Problem requirements
Could you write out the records below exactly as they appear?

(Data items)
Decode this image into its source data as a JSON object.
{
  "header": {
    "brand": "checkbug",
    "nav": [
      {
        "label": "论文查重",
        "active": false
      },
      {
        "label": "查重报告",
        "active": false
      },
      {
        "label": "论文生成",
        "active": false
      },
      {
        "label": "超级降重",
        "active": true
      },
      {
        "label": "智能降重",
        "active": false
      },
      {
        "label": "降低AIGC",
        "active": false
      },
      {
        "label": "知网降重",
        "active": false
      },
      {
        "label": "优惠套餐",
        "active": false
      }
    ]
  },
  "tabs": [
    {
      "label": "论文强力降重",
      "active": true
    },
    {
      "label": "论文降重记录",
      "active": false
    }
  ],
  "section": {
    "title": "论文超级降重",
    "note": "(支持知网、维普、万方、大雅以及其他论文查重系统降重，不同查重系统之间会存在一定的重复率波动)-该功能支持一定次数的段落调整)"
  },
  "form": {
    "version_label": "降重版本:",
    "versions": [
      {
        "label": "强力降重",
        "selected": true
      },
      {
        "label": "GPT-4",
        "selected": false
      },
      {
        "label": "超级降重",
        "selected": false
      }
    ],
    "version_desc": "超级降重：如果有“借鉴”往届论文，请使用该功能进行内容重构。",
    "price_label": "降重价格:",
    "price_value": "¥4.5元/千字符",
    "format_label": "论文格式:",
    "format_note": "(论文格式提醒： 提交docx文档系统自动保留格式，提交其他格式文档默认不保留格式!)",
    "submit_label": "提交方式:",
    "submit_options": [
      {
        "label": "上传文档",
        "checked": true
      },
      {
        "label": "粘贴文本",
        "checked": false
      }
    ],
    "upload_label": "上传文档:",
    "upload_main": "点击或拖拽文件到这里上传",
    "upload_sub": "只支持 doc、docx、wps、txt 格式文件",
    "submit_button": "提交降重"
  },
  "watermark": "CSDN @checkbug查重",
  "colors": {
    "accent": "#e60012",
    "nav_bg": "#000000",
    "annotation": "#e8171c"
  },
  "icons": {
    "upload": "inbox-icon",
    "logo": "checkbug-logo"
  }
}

Solved exercise
Decode this image into its source data as a JSON object.
{
  "header": {
    "brand": "checkbug",
    "nav": [
      {
        "label": "论文查重",
        "active": false
      },
      {
        "label": "查重报告",
        "active": false
      },
      {
        "label": "论文生成",
        "active": false
      },
      {
        "label": "超级降重",
        "active": true
      },
      {
        "label": "智能降重",
        "active": false
      },
      {
        "label": "降低AIGC",
        "active": false
      },
      {
        "label": "知网降重",
        "active": false
      },
      {
        "label": "优惠套餐",
        "active": false
      }
    ]
  },
  "tabs": [
    {
      "label": "论文强力降重",
      "active": true
    },
    {
      "label": "论文降重记录",
      "active": false
    }
  ],
  "section": {
    "title": "论文超级降重",
    "note": "(支持知网、维普、万方、大雅以及其他论文查重系统降重，不同查重系统之间会存在一定的重复率波动)-该功能支持一定次数的段落调整)"
  },
  "form": {
    "version_label": "降重版本:",
    "versions": [
      {
        "label": "强力降重",
        "selected": true
      },
      {
        "label": "GPT-4",
        "selected": false
      },
      {
        "label": "超级降重",
        "selected": false
      }
    ],
    "version_desc": "超级降重：如果有“借鉴”往届论文，请使用该功能进行内容重构。",
    "price_label": "降重价格:",
    "price_value": "¥4.5元/千字符",
    "format_label": "论文格式:",
    "format_note": "(论文格式提醒： 提交docx文档系统自动保留格式，提交其他格式文档默认不保留格式!)",
    "submit_label": "提交方式:",
    "submit_options": [
      {
        "label": "上传文档",
        "checked": true
      },
      {
        "label": "粘贴文本",
        "checked": false
      }
    ],
    "upload_label": "上传文档:",
    "upload_main": "点击或拖拽文件到这里上传",
    "upload_sub": "只支持 doc、docx、wps、txt 格式文件",
    "submit_button": "提交降重"
  },
  "watermark": "CSDN @checkbug查重",
  "colors": {
    "accent": "#e60012",
    "nav_bg": "#000000",
    "annotation": "#e8171c"
  },
  "icons": {
    "upload": "inbox-icon",
    "logo": "checkbug-logo"
  }
}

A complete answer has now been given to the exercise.